● **Stated problem**: Copy nothing but the text: reproduce each line of the listing exactly and leave the pictures out.

____________

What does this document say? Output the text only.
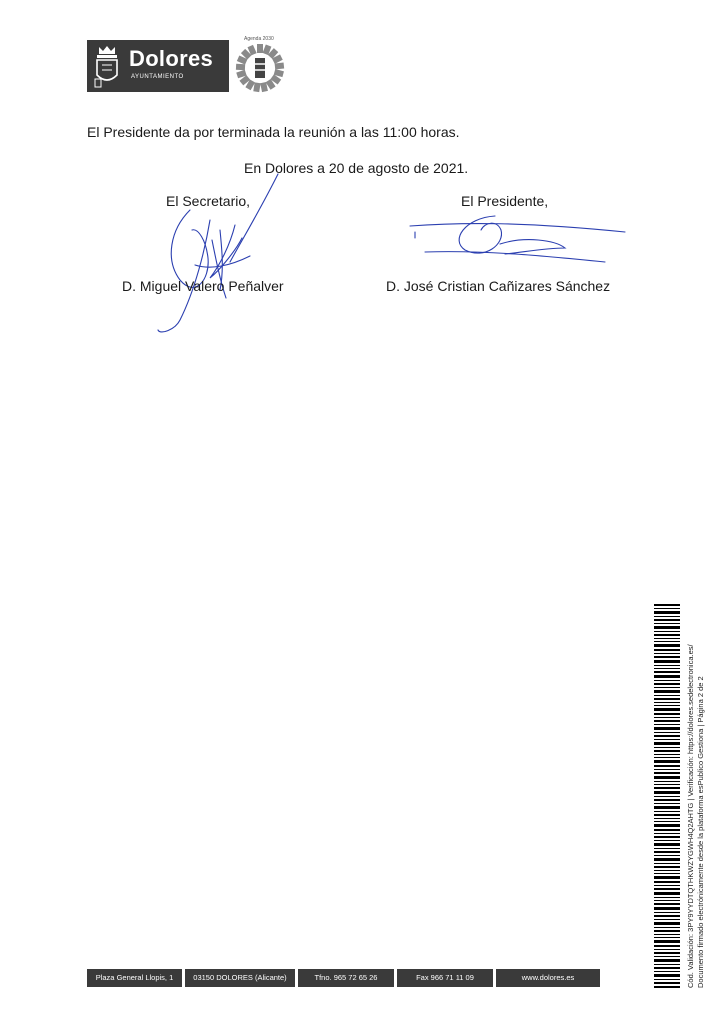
Dolores
AYUNTAMIENTO
Agenda 2030
El Presidente da por terminada la reunión a las 11:00 horas.
En Dolores a 20 de agosto de 2021.
El Secretario,	El Presidente,
D. Miguel Valero Peñalver	D. José Cristian Cañizares Sánchez
Cód. Validación: 3PY9YYDTQTHKWZYGWH4Q2AHTG | Verificación: https://dolores.sedelectronica.es/ Documento firmado electrónicamente desde la plataforma esPublico Gestiona | Página 2 de 2
Plaza General Llopis, 1	03150 DOLORES (Alicante)	Tfno. 965 72 65 26	Fax 966 71 11 09	www.dolores.es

____________

● **The reply**:
What does this document say? Output the text only.
Dolores
AYUNTAMIENTO
Agenda 2030
El Presidente da por terminada la reunión a las 11:00 horas.
En Dolores a 20 de agosto de 2021.
El Secretario,	El Presidente,
D. Miguel Valero Peñalver	D. José Cristian Cañizares Sánchez
Cód. Validación: 3PY9YYDTQTHKWZYGWH4Q2AHTG | Verificación: https://dolores.sedelectronica.es/ Documento firmado electrónicamente desde la plataforma esPublico Gestiona | Página 2 de 2
Plaza General Llopis, 1	03150 DOLORES (Alicante)	Tfno. 965 72 65 26	Fax 966 71 11 09	www.dolores.es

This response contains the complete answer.